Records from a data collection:

=======

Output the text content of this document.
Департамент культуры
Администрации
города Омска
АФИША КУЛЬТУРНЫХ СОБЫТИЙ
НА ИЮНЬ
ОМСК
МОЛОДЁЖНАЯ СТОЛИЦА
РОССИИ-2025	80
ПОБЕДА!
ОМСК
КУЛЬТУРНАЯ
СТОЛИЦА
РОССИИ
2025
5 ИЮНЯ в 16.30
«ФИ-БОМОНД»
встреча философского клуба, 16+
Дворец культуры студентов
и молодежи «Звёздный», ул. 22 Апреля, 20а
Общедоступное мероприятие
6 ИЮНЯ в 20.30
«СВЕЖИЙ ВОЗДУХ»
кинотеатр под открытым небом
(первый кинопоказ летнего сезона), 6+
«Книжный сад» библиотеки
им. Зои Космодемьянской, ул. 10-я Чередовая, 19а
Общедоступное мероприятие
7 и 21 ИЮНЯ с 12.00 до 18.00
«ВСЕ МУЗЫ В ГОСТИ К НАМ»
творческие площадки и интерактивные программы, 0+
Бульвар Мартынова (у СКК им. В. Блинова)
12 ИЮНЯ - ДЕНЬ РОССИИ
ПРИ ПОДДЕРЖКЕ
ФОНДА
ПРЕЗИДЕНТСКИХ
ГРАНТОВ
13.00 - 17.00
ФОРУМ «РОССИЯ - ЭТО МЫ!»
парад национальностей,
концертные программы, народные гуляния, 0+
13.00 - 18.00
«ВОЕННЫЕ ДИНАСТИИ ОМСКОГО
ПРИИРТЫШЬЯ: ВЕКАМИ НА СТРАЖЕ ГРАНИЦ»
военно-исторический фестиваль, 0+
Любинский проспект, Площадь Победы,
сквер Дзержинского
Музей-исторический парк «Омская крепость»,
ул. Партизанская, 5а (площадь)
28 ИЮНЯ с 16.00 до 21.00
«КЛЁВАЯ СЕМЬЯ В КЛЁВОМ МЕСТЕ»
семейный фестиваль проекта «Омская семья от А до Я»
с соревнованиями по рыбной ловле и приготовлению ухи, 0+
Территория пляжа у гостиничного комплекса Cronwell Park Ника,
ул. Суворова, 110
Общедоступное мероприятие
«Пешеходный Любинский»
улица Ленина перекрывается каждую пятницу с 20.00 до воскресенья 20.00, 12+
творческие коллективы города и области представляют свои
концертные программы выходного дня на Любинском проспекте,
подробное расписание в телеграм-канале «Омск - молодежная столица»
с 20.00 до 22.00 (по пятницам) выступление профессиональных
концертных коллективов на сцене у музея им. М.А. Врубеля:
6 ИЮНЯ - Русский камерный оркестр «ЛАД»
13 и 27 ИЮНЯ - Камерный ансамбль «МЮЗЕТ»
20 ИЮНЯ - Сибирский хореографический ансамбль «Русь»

=======

▶ [Written task]
Print every entry exactly as written.

▶ [Solution to the problem]
Output the text content of this document.
Департамент культуры
Администрации
города Омска
АФИША КУЛЬТУРНЫХ СОБЫТИЙ
НА ИЮНЬ
ОМСК
МОЛОДЁЖНАЯ СТОЛИЦА
РОССИИ-2025	80
ПОБЕДА!
ОМСК
КУЛЬТУРНАЯ
СТОЛИЦА
РОССИИ
2025
5 ИЮНЯ в 16.30
«ФИ-БОМОНД»
встреча философского клуба, 16+
Дворец культуры студентов
и молодежи «Звёздный», ул. 22 Апреля, 20а
Общедоступное мероприятие
6 ИЮНЯ в 20.30
«СВЕЖИЙ ВОЗДУХ»
кинотеатр под открытым небом
(первый кинопоказ летнего сезона), 6+
«Книжный сад» библиотеки
им. Зои Космодемьянской, ул. 10-я Чередовая, 19а
Общедоступное мероприятие
7 и 21 ИЮНЯ с 12.00 до 18.00
«ВСЕ МУЗЫ В ГОСТИ К НАМ»
творческие площадки и интерактивные программы, 0+
Бульвар Мартынова (у СКК им. В. Блинова)
12 ИЮНЯ - ДЕНЬ РОССИИ
ПРИ ПОДДЕРЖКЕ
ФОНДА
ПРЕЗИДЕНТСКИХ
ГРАНТОВ
13.00 - 17.00
ФОРУМ «РОССИЯ - ЭТО МЫ!»
парад национальностей,
концертные программы, народные гуляния, 0+
13.00 - 18.00
«ВОЕННЫЕ ДИНАСТИИ ОМСКОГО
ПРИИРТЫШЬЯ: ВЕКАМИ НА СТРАЖЕ ГРАНИЦ»
военно-исторический фестиваль, 0+
Любинский проспект, Площадь Победы,
сквер Дзержинского
Музей-исторический парк «Омская крепость»,
ул. Партизанская, 5а (площадь)
28 ИЮНЯ с 16.00 до 21.00
«КЛЁВАЯ СЕМЬЯ В КЛЁВОМ МЕСТЕ»
семейный фестиваль проекта «Омская семья от А до Я»
с соревнованиями по рыбной ловле и приготовлению ухи, 0+
Территория пляжа у гостиничного комплекса Cronwell Park Ника,
ул. Суворова, 110
Общедоступное мероприятие
«Пешеходный Любинский»
улица Ленина перекрывается каждую пятницу с 20.00 до воскресенья 20.00, 12+
творческие коллективы города и области представляют свои
концертные программы выходного дня на Любинском проспекте,
подробное расписание в телеграм-канале «Омск - молодежная столица»
с 20.00 до 22.00 (по пятницам) выступление профессиональных
концертных коллективов на сцене у музея им. М.А. Врубеля:
6 ИЮНЯ - Русский камерный оркестр «ЛАД»
13 и 27 ИЮНЯ - Камерный ансамбль «МЮЗЕТ»
20 ИЮНЯ - Сибирский хореографический ансамбль «Русь»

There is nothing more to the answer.